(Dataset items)
....................

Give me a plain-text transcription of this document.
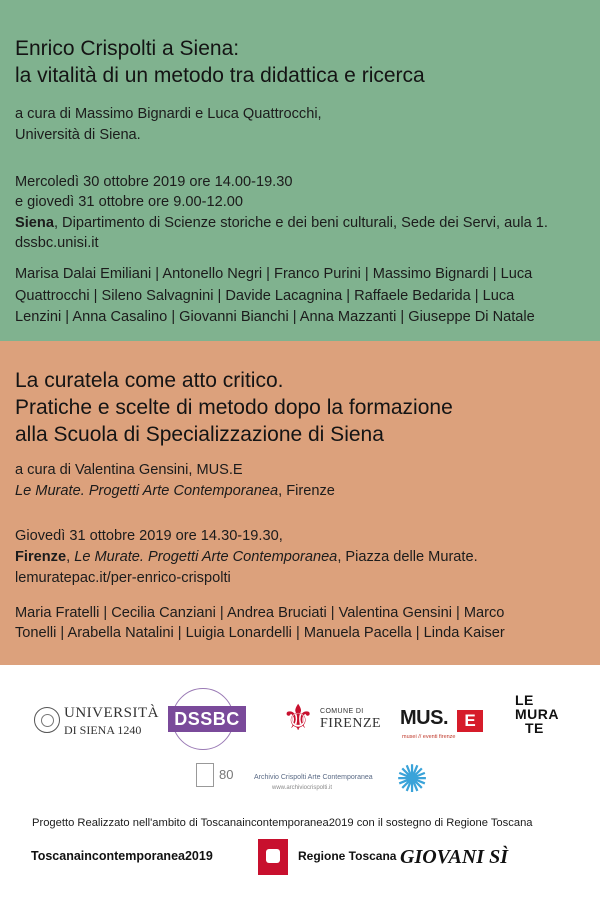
Enrico Crispolti a Siena:
la vitalità di un metodo tra didattica e ricerca
a cura di Massimo Bignardi e Luca Quattrocchi,
Università di Siena.
Mercoledì 30 ottobre 2019 ore 14.00-19.30
e giovedì 31 ottobre ore 9.00-12.00
Siena, Dipartimento di Scienze storiche e dei beni culturali, Sede dei Servi, aula 1.
dssbc.unisi.it
Marisa Dalai Emiliani | Antonello Negri | Franco Purini | Massimo Bignardi | Luca
Quattrocchi | Sileno Salvagnini | Davide Lacagnina | Raffaele Bedarida | Luca
Lenzini | Anna Casalino | Giovanni Bianchi | Anna Mazzanti | Giuseppe Di Natale
La curatela come atto critico.
Pratiche e scelte di metodo dopo la formazione
alla Scuola di Specializzazione di Siena
a cura di Valentina Gensini, MUS.E
Le Murate. Progetti Arte Contemporanea, Firenze
Giovedì 31 ottobre 2019 ore 14.30-19.30,
Firenze, Le Murate. Progetti Arte Contemporanea, Piazza delle Murate.
lemuratepac.it/per-enrico-crispolti
Maria Fratelli | Cecilia Canziani | Andrea Bruciati | Valentina Gensini | Marco
Tonelli | Arabella Natalini | Luigia Lonardelli | Manuela Pacella | Linda Kaiser
UNIVERSITÀ
DI SIENA 1240
DSSBC ⚜ COMUNE DI
FIRENZE MUS. E
musei // eventi firenze
LE
MURA
TE
80	Archivio Crispolti Arte Contemporanea
www.archiviocrispolti.it ✺
Progetto Realizzato nell'ambito di Toscanaincontemporanea2019 con il sostegno di Regione Toscana
Toscanaincontemporanea2019	Regione Toscana GIOVANI SÌ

....................

▶ [PROBLEM STATEMENT]: Print the records word for word and exclude any picture they hold.

▶ [RESULT OF THE EXERCISE]:
Give me a plain-text transcription of this document.
Enrico Crispolti a Siena:
la vitalità di un metodo tra didattica e ricerca
a cura di Massimo Bignardi e Luca Quattrocchi,
Università di Siena.
Mercoledì 30 ottobre 2019 ore 14.00-19.30
e giovedì 31 ottobre ore 9.00-12.00
Siena, Dipartimento di Scienze storiche e dei beni culturali, Sede dei Servi, aula 1.
dssbc.unisi.it
Marisa Dalai Emiliani | Antonello Negri | Franco Purini | Massimo Bignardi | Luca
Quattrocchi | Sileno Salvagnini | Davide Lacagnina | Raffaele Bedarida | Luca
Lenzini | Anna Casalino | Giovanni Bianchi | Anna Mazzanti | Giuseppe Di Natale
La curatela come atto critico.
Pratiche e scelte di metodo dopo la formazione
alla Scuola di Specializzazione di Siena
a cura di Valentina Gensini, MUS.E
Le Murate. Progetti Arte Contemporanea, Firenze
Giovedì 31 ottobre 2019 ore 14.30-19.30,
Firenze, Le Murate. Progetti Arte Contemporanea, Piazza delle Murate.
lemuratepac.it/per-enrico-crispolti
Maria Fratelli | Cecilia Canziani | Andrea Bruciati | Valentina Gensini | Marco
Tonelli | Arabella Natalini | Luigia Lonardelli | Manuela Pacella | Linda Kaiser
UNIVERSITÀ
DI SIENA 1240
DSSBC ⚜ COMUNE DI
FIRENZE MUS. E
musei // eventi firenze
LE
MURA
TE
80	Archivio Crispolti Arte Contemporanea
www.archiviocrispolti.it ✺
Progetto Realizzato nell'ambito di Toscanaincontemporanea2019 con il sostegno di Regione Toscana
Toscanaincontemporanea2019	Regione Toscana GIOVANI SÌ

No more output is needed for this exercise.